▶ _Exercise brief_:
In the listing below, locate the lines that hold "Bình" and copy them.

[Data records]
-*-*-

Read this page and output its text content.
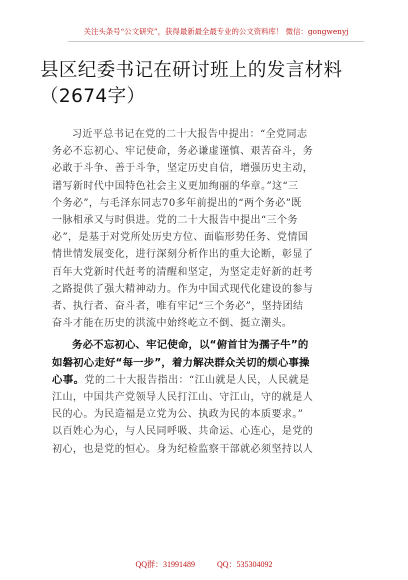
关注头条号“公文研究”，获得最新最全最专业的公文资料库！ 微信：gongwenyj
县区纪委书记在研讨班上的发言材料
（2674字）
习近平总书记在党的二十大报告中提出：“全党同志
务必不忘初心、牢记使命，务必谦虚谨慎、艰苦奋斗，务
必敢于斗争、善于斗争，坚定历史自信，增强历史主动，
谱写新时代中国特色社会主义更加绚丽的华章。”这“三
个务必”，与毛泽东同志70多年前提出的“两个务必”既
一脉相承又与时俱进。党的二十大报告中提出“三个务
必”，是基于对党所处历史方位、面临形势任务、党情国
情世情发展变化，进行深刻分析作出的重大论断，彰显了
百年大党新时代赶考的清醒和坚定，为坚定走好新的赶考
之路提供了强大精神动力。作为中国式现代化建设的参与
者、执行者、奋斗者，唯有牢记“三个务必”，坚持团结
奋斗才能在历史的洪流中始终屹立不倒、挺立潮头。
务必不忘初心、牢记使命，以“俯首甘为孺子牛”的
如磐初心走好“每一步”，着力解决群众关切的烦心事操
心事。党的二十大报告指出：“江山就是人民，人民就是
江山，中国共产党领导人民打江山、守江山，守的就是人
民的心。为民造福是立党为公、执政为民的本质要求。”
以百姓心为心，与人民同呼吸、共命运、心连心，是党的
初心，也是党的恒心。身为纪检监察干部就必须坚持以人
QQ群：31991489	QQ：535304092
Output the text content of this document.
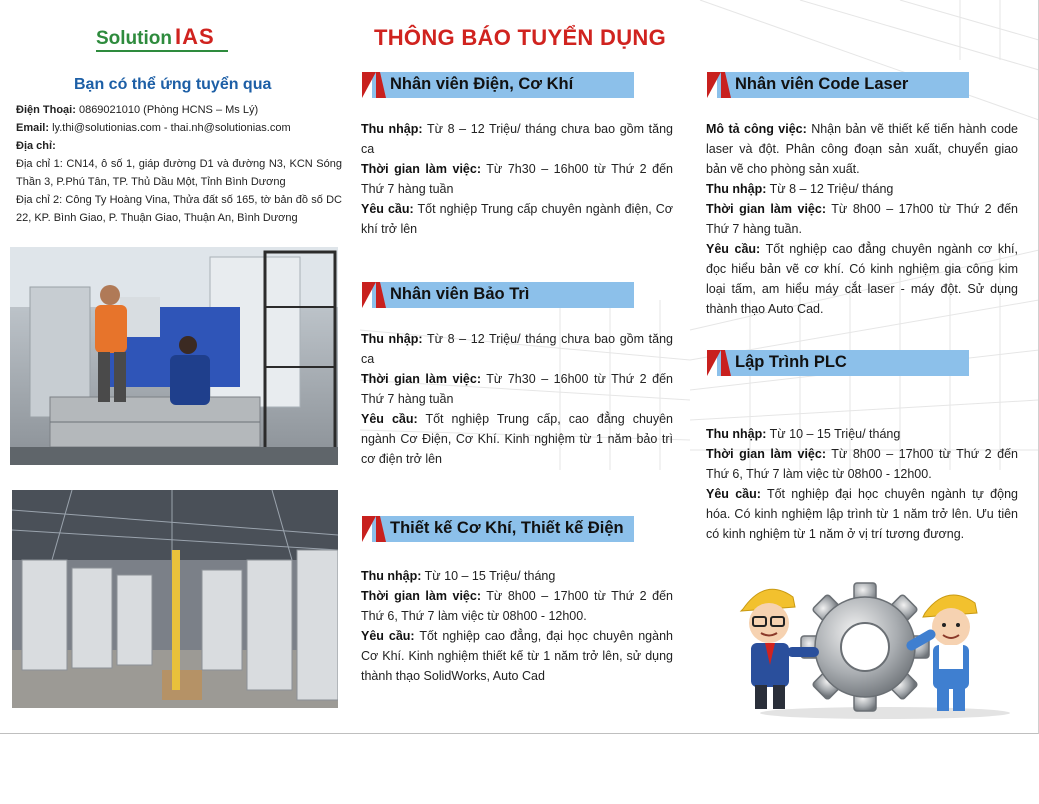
Solution IAS	THÔNG BÁO TUYỂN DỤNG
Bạn có thể ứng tuyển qua
Điện Thoại: 0869021010 (Phòng HCNS – Ms Lý)
Email: ly.thi@solutionias.com - thai.nh@solutionias.com
Địa chỉ:
Địa chỉ 1: CN14, ô số 1, giáp đường D1 và đường N3, KCN Sóng Thần 3, P.Phú Tân, TP. Thủ Dầu Một, Tỉnh Bình Dương
Địa chỉ 2: Công Ty Hoàng Vina, Thửa đất số 165, tờ bản đồ số DC 22, KP. Bình Giao, P. Thuận Giao, Thuận An, Bình Dương
Nhân viên Điện, Cơ Khí

Thu nhập: Từ 8 – 12 Triệu/ tháng chưa bao gồm tăng ca

Thời gian làm việc: Từ 7h30 – 16h00 từ Thứ 2 đến Thứ 7 hàng tuần

Yêu cầu: Tốt nghiệp Trung cấp chuyên ngành điện, Cơ khí trở lên

Nhân viên Bảo Trì

Thu nhập: Từ 8 – 12 Triệu/ tháng chưa bao gồm tăng ca

Thời gian làm việc: Từ 7h30 – 16h00 từ Thứ 2 đến Thứ 7 hàng tuần

Yêu cầu: Tốt nghiệp Trung cấp, cao đẳng chuyên ngành Cơ Điện, Cơ Khí. Kinh nghiệm từ 1 năm bảo trì cơ điện trở lên

Thiết kế Cơ Khí, Thiết kế Điện

Thu nhập: Từ 10 – 15 Triệu/ tháng

Thời gian làm việc: Từ 8h00 – 17h00 từ Thứ 2 đến Thứ 6, Thứ 7 làm việc từ 08h00 - 12h00.

Yêu cầu: Tốt nghiệp cao đẳng, đại học chuyên ngành Cơ Khí. Kinh nghiệm thiết kế từ 1 năm trở lên, sử dụng thành thạo SolidWorks, Auto Cad

Nhân viên Code Laser

Mô tả công việc: Nhận bản vẽ thiết kế tiến hành code laser và đột. Phân công đoạn sản xuất, chuyển giao bản vẽ cho phòng sản xuất.

Thu nhập: Từ 8 – 12 Triệu/ tháng

Thời gian làm việc: Từ 8h00 – 17h00 từ Thứ 2 đến Thứ 7 hàng tuần.

Yêu cầu: Tốt nghiệp cao đẳng chuyên ngành cơ khí, đọc hiểu bản vẽ cơ khí. Có kinh nghiệm gia công kim loại tấm, am hiểu máy cắt laser - máy đột. Sử dụng thành thạo Auto Cad.

Lập Trình PLC

Thu nhập: Từ 10 – 15 Triệu/ tháng

Thời gian làm việc: Từ 8h00 – 17h00 từ Thứ 2 đến Thứ 6, Thứ 7 làm việc từ 08h00 - 12h00.

Yêu cầu: Tốt nghiệp đại học chuyên ngành tự động hóa. Có kinh nghiệm lập trình từ 1 năm trở lên. Ưu tiên có kinh nghiệm từ 1 năm ở vị trí tương đương.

-*-*-

▶ _Solved exercise_:
Địa chỉ 1: CN14, ô số 1, giáp đường D1 và đường N3, KCN Sóng Thần 3, P.Phú Tân, TP. Thủ Dầu Một, Tỉnh Bình Dương
Địa chỉ 2: Công Ty Hoàng Vina, Thửa đất số 165, tờ bản đồ số DC 22, KP. Bình Giao, P. Thuận Giao, Thuận An, Bình Dương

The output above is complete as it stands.